Directions: All of the entries must be reproduced exactly, with no images carried over.

Records
»»

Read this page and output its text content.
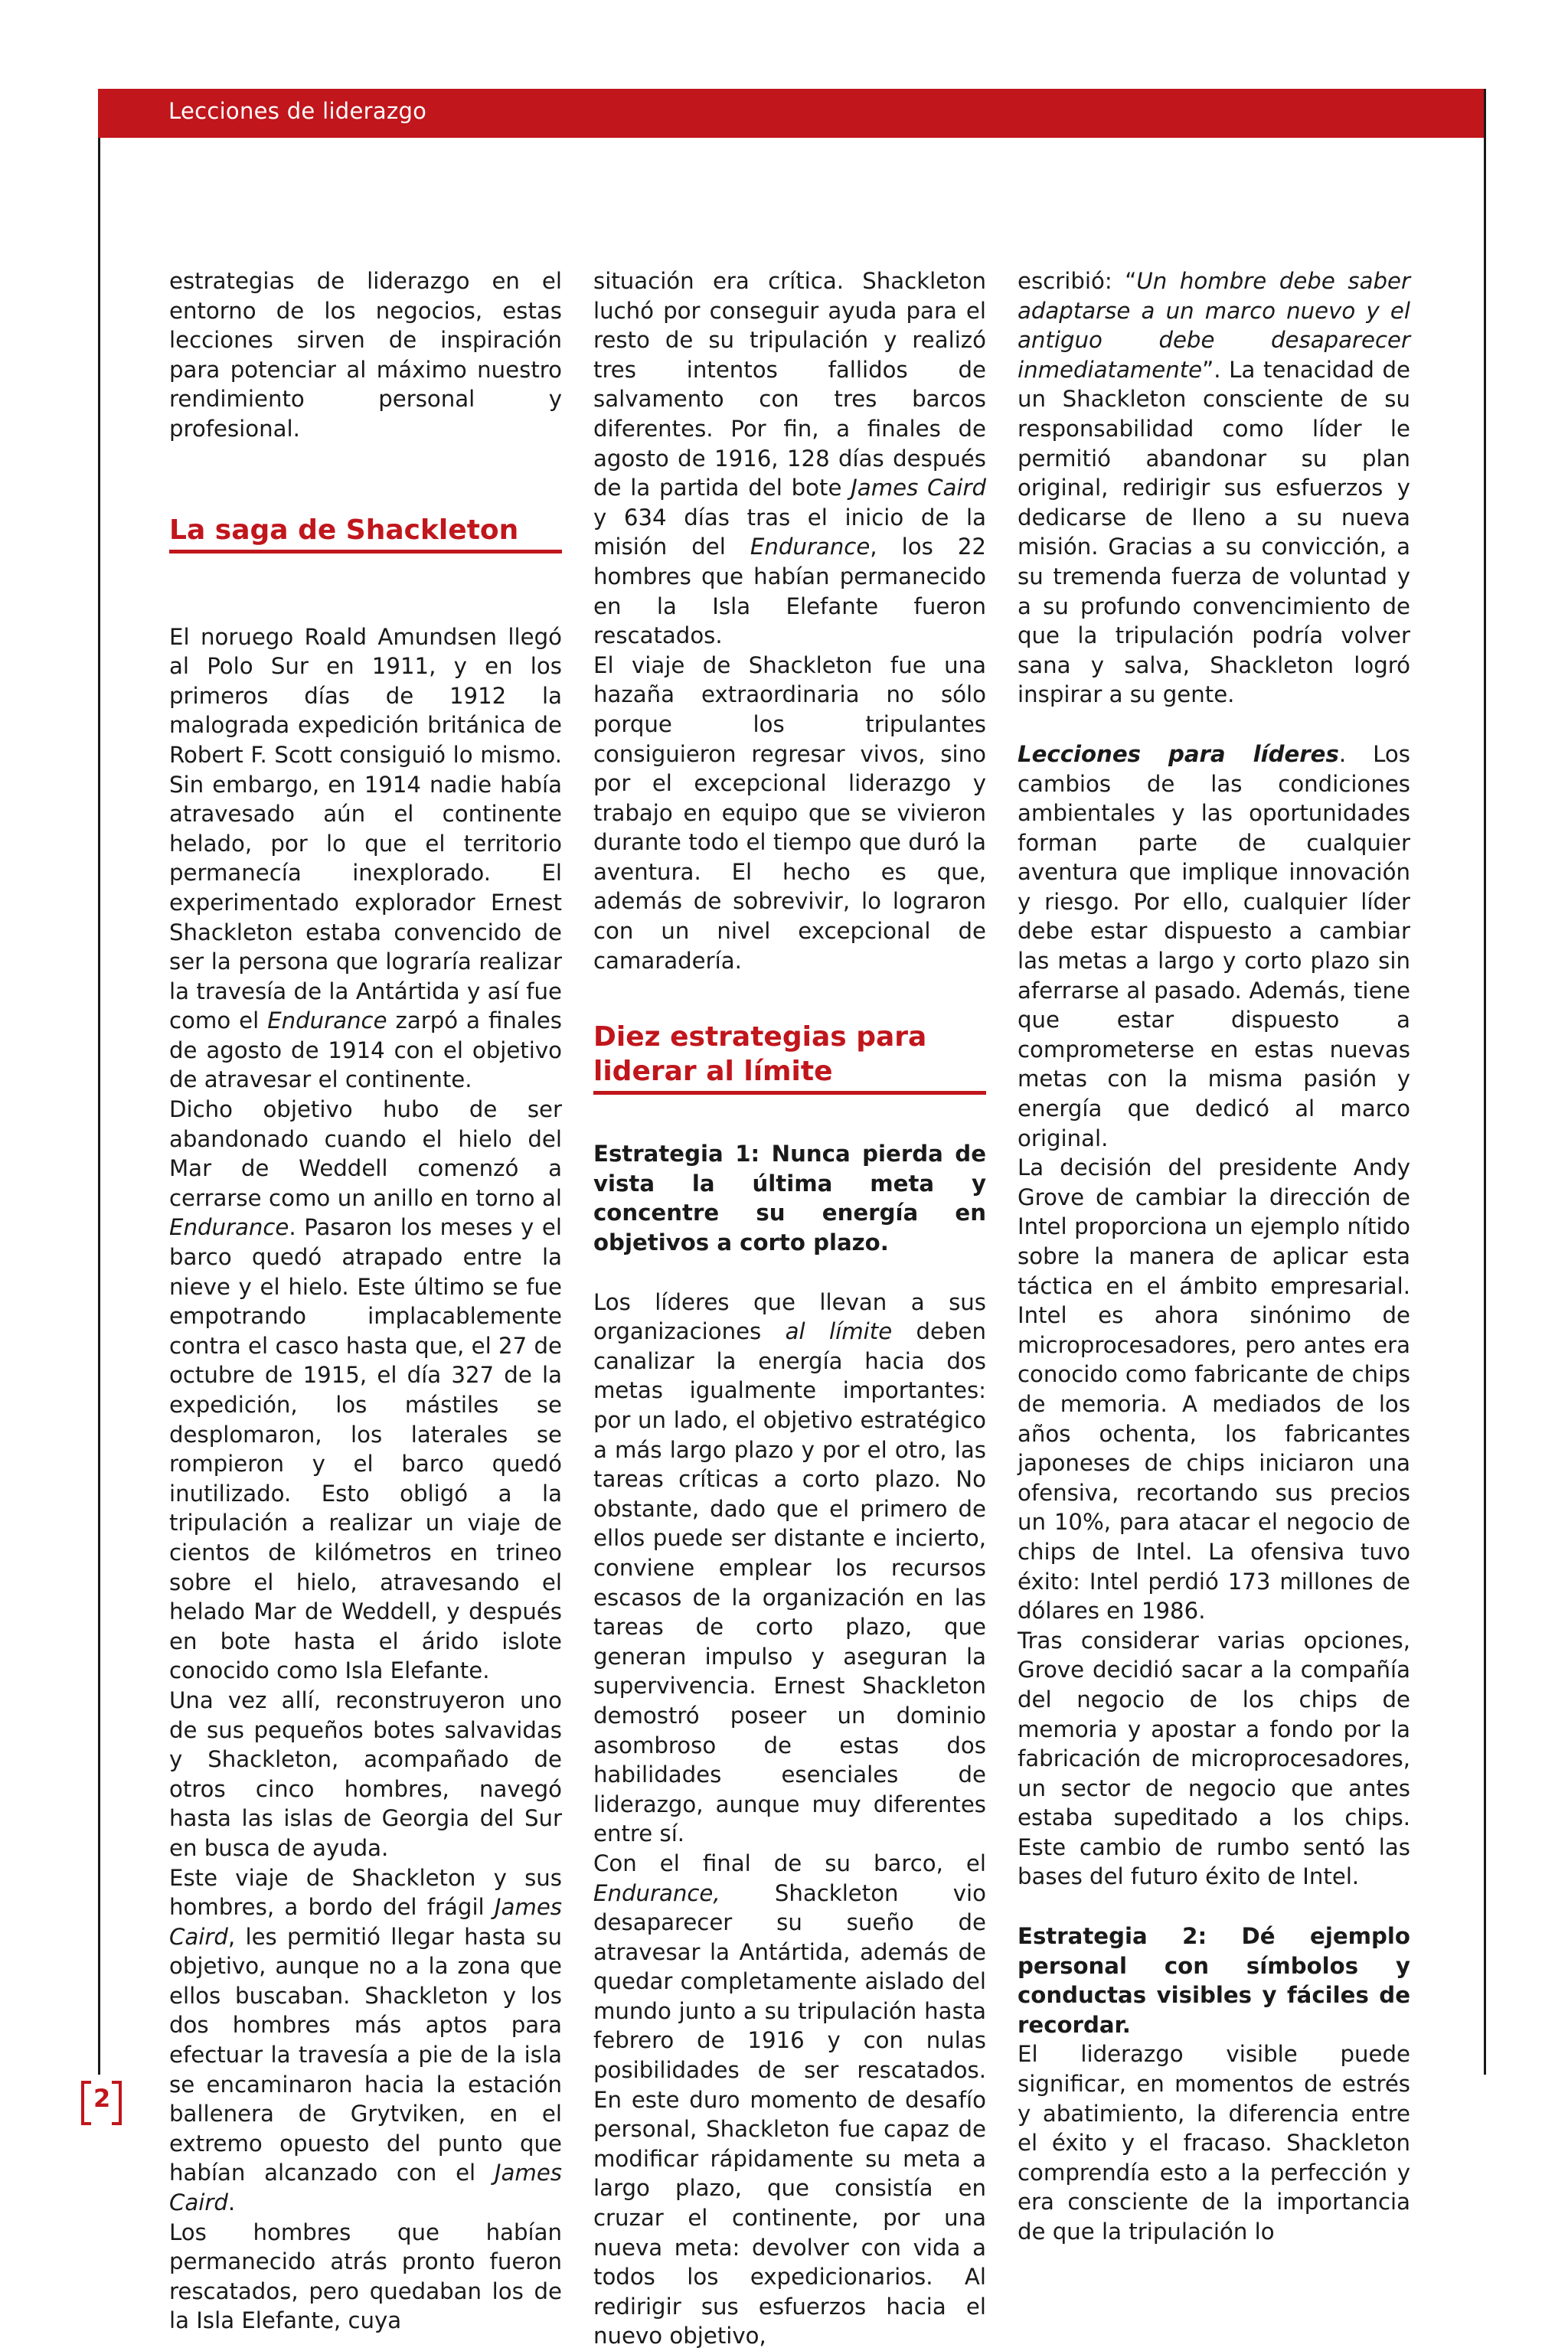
Lecciones de liderazgo

estrategias de liderazgo en el entorno de los negocios, estas lecciones sirven de inspiración para potenciar al máximo nuestro rendimiento personal y profesional.

La saga de Shackleton

El noruego Roald Amundsen llegó al Polo Sur en 1911, y en los primeros días de 1912 la malograda expedición británica de Robert F. Scott consiguió lo mismo. Sin embargo, en 1914 nadie había atravesado aún el continente helado, por lo que el territorio permanecía inexplorado. El experimentado explorador Ernest Shackleton estaba convencido de ser la persona que lograría realizar la travesía de la Antártida y así fue como el Endurance zarpó a finales de agosto de 1914 con el objetivo de atravesar el continente.

Dicho objetivo hubo de ser abandonado cuando el hielo del Mar de Weddell comenzó a cerrarse como un anillo en torno al Endurance. Pasaron los meses y el barco quedó atrapado entre la nieve y el hielo. Este último se fue empotrando implacablemente contra el casco hasta que, el 27 de octubre de 1915, el día 327 de la expedición, los mástiles se desplomaron, los laterales se rompieron y el barco quedó inutilizado. Esto obligó a la tripulación a realizar un viaje de cientos de kilómetros en trineo sobre el hielo, atravesando el helado Mar de Weddell, y después en bote hasta el árido islote conocido como Isla Elefante.

Una vez allí, reconstruyeron uno de sus pequeños botes salvavidas y Shackleton, acompañado de otros cinco hombres, navegó hasta las islas de Georgia del Sur en busca de ayuda.

Este viaje de Shackleton y sus hombres, a bordo del frágil James Caird, les permitió llegar hasta su objetivo, aunque no a la zona que ellos buscaban. Shackleton y los dos hombres más aptos para efectuar la travesía a pie de la isla se encaminaron hacia la estación ballenera de Grytviken, en el extremo opuesto del punto que habían alcanzado con el James Caird.

Los hombres que habían permanecido atrás pronto fueron rescatados, pero quedaban los de la Isla Elefante, cuya

situación era crítica. Shackleton luchó por conseguir ayuda para el resto de su tripulación y realizó tres intentos fallidos de salvamento con tres barcos diferentes. Por fin, a finales de agosto de 1916, 128 días después de la partida del bote James Caird y 634 días tras el inicio de la misión del Endurance, los 22 hombres que habían permanecido en la Isla Elefante fueron rescatados.

El viaje de Shackleton fue una hazaña extraordinaria no sólo porque los tripulantes consiguieron regresar vivos, sino por el excepcional liderazgo y trabajo en equipo que se vivieron durante todo el tiempo que duró la aventura. El hecho es que, además de sobrevivir, lo lograron con un nivel excepcional de camaradería.

Diez estrategias para liderar al límite

Estrategia 1: Nunca pierda de vista la última meta y concentre su energía en objetivos a corto plazo.

Los líderes que llevan a sus organizaciones al límite deben canalizar la energía hacia dos metas igualmente importantes: por un lado, el objetivo estratégico a más largo plazo y por el otro, las tareas críticas a corto plazo. No obstante, dado que el primero de ellos puede ser distante e incierto, conviene emplear los recursos escasos de la organización en las tareas de corto plazo, que generan impulso y aseguran la supervivencia. Ernest Shackleton demostró poseer un dominio asombroso de estas dos habilidades esenciales de liderazgo, aunque muy diferentes entre sí.

Con el final de su barco, el Endurance, Shackleton vio desaparecer su sueño de atravesar la Antártida, además de quedar completamente aislado del mundo junto a su tripulación hasta febrero de 1916 y con nulas posibilidades de ser rescatados. En este duro momento de desafío personal, Shackleton fue capaz de modificar rápidamente su meta a largo plazo, que consistía en cruzar el continente, por una nueva meta: devolver con vida a todos los expedicionarios. Al redirigir sus esfuerzos hacia el nuevo objetivo,

escribió: “Un hombre debe saber adaptarse a un marco nuevo y el antiguo debe desaparecer inmediatamente”. La tenacidad de un Shackleton consciente de su responsabilidad como líder le permitió abandonar su plan original, redirigir sus esfuerzos y dedicarse de lleno a su nueva misión. Gracias a su convicción, a su tremenda fuerza de voluntad y a su profundo convencimiento de que la tripulación podría volver sana y salva, Shackleton logró inspirar a su gente.

Lecciones para líderes. Los cambios de las condiciones ambientales y las oportunidades forman parte de cualquier aventura que implique innovación y riesgo. Por ello, cualquier líder debe estar dispuesto a cambiar las metas a largo y corto plazo sin aferrarse al pasado. Además, tiene que estar dispuesto a comprometerse en estas nuevas metas con la misma pasión y energía que dedicó al marco original.

La decisión del presidente Andy Grove de cambiar la dirección de Intel proporciona un ejemplo nítido sobre la manera de aplicar esta táctica en el ámbito empresarial. Intel es ahora sinónimo de microprocesadores, pero antes era conocido como fabricante de chips de memoria. A mediados de los años ochenta, los fabricantes japoneses de chips iniciaron una ofensiva, recortando sus precios un 10%, para atacar el negocio de chips de Intel. La ofensiva tuvo éxito: Intel perdió 173 millones de dólares en 1986.

Tras considerar varias opciones, Grove decidió sacar a la compañía del negocio de los chips de memoria y apostar a fondo por la fabricación de microprocesadores, un sector de negocio que antes estaba supeditado a los chips. Este cambio de rumbo sentó las bases del futuro éxito de Intel.

Estrategia 2: Dé ejemplo personal con símbolos y conductas visibles y fáciles de recordar.

El liderazgo visible puede significar, en momentos de estrés y abatimiento, la diferencia entre el éxito y el fracaso. Shackleton comprendía esto a la perfección y era consciente de la importancia de que la tripulación lo

2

««

Answer to this problem:
Read this page and output its text content.
Lecciones de liderazgo

estrategias de liderazgo en el entorno de los negocios, estas lecciones sirven de inspiración para potenciar al máximo nuestro rendimiento personal y profesional.

La saga de Shackleton

El noruego Roald Amundsen llegó al Polo Sur en 1911, y en los primeros días de 1912 la malograda expedición británica de Robert F. Scott consiguió lo mismo. Sin embargo, en 1914 nadie había atravesado aún el continente helado, por lo que el territorio permanecía inexplorado. El experimentado explorador Ernest Shackleton estaba convencido de ser la persona que lograría realizar la travesía de la Antártida y así fue como el Endurance zarpó a finales de agosto de 1914 con el objetivo de atravesar el continente.

Dicho objetivo hubo de ser abandonado cuando el hielo del Mar de Weddell comenzó a cerrarse como un anillo en torno al Endurance. Pasaron los meses y el barco quedó atrapado entre la nieve y el hielo. Este último se fue empotrando implacablemente contra el casco hasta que, el 27 de octubre de 1915, el día 327 de la expedición, los mástiles se desplomaron, los laterales se rompieron y el barco quedó inutilizado. Esto obligó a la tripulación a realizar un viaje de cientos de kilómetros en trineo sobre el hielo, atravesando el helado Mar de Weddell, y después en bote hasta el árido islote conocido como Isla Elefante.

Una vez allí, reconstruyeron uno de sus pequeños botes salvavidas y Shackleton, acompañado de otros cinco hombres, navegó hasta las islas de Georgia del Sur en busca de ayuda.

Este viaje de Shackleton y sus hombres, a bordo del frágil James Caird, les permitió llegar hasta su objetivo, aunque no a la zona que ellos buscaban. Shackleton y los dos hombres más aptos para efectuar la travesía a pie de la isla se encaminaron hacia la estación ballenera de Grytviken, en el extremo opuesto del punto que habían alcanzado con el James Caird.

Los hombres que habían permanecido atrás pronto fueron rescatados, pero quedaban los de la Isla Elefante, cuya

situación era crítica. Shackleton luchó por conseguir ayuda para el resto de su tripulación y realizó tres intentos fallidos de salvamento con tres barcos diferentes. Por fin, a finales de agosto de 1916, 128 días después de la partida del bote James Caird y 634 días tras el inicio de la misión del Endurance, los 22 hombres que habían permanecido en la Isla Elefante fueron rescatados.

El viaje de Shackleton fue una hazaña extraordinaria no sólo porque los tripulantes consiguieron regresar vivos, sino por el excepcional liderazgo y trabajo en equipo que se vivieron durante todo el tiempo que duró la aventura. El hecho es que, además de sobrevivir, lo lograron con un nivel excepcional de camaradería.

Diez estrategias para liderar al límite

Estrategia 1: Nunca pierda de vista la última meta y concentre su energía en objetivos a corto plazo.

Los líderes que llevan a sus organizaciones al límite deben canalizar la energía hacia dos metas igualmente importantes: por un lado, el objetivo estratégico a más largo plazo y por el otro, las tareas críticas a corto plazo. No obstante, dado que el primero de ellos puede ser distante e incierto, conviene emplear los recursos escasos de la organización en las tareas de corto plazo, que generan impulso y aseguran la supervivencia. Ernest Shackleton demostró poseer un dominio asombroso de estas dos habilidades esenciales de liderazgo, aunque muy diferentes entre sí.

Con el final de su barco, el Endurance, Shackleton vio desaparecer su sueño de atravesar la Antártida, además de quedar completamente aislado del mundo junto a su tripulación hasta febrero de 1916 y con nulas posibilidades de ser rescatados. En este duro momento de desafío personal, Shackleton fue capaz de modificar rápidamente su meta a largo plazo, que consistía en cruzar el continente, por una nueva meta: devolver con vida a todos los expedicionarios. Al redirigir sus esfuerzos hacia el nuevo objetivo,

escribió: “Un hombre debe saber adaptarse a un marco nuevo y el antiguo debe desaparecer inmediatamente”. La tenacidad de un Shackleton consciente de su responsabilidad como líder le permitió abandonar su plan original, redirigir sus esfuerzos y dedicarse de lleno a su nueva misión. Gracias a su convicción, a su tremenda fuerza de voluntad y a su profundo convencimiento de que la tripulación podría volver sana y salva, Shackleton logró inspirar a su gente.

Lecciones para líderes. Los cambios de las condiciones ambientales y las oportunidades forman parte de cualquier aventura que implique innovación y riesgo. Por ello, cualquier líder debe estar dispuesto a cambiar las metas a largo y corto plazo sin aferrarse al pasado. Además, tiene que estar dispuesto a comprometerse en estas nuevas metas con la misma pasión y energía que dedicó al marco original.

La decisión del presidente Andy Grove de cambiar la dirección de Intel proporciona un ejemplo nítido sobre la manera de aplicar esta táctica en el ámbito empresarial. Intel es ahora sinónimo de microprocesadores, pero antes era conocido como fabricante de chips de memoria. A mediados de los años ochenta, los fabricantes japoneses de chips iniciaron una ofensiva, recortando sus precios un 10%, para atacar el negocio de chips de Intel. La ofensiva tuvo éxito: Intel perdió 173 millones de dólares en 1986.

Tras considerar varias opciones, Grove decidió sacar a la compañía del negocio de los chips de memoria y apostar a fondo por la fabricación de microprocesadores, un sector de negocio que antes estaba supeditado a los chips. Este cambio de rumbo sentó las bases del futuro éxito de Intel.

Estrategia 2: Dé ejemplo personal con símbolos y conductas visibles y fáciles de recordar.

El liderazgo visible puede significar, en momentos de estrés y abatimiento, la diferencia entre el éxito y el fracaso. Shackleton comprendía esto a la perfección y era consciente de la importancia de que la tripulación lo

2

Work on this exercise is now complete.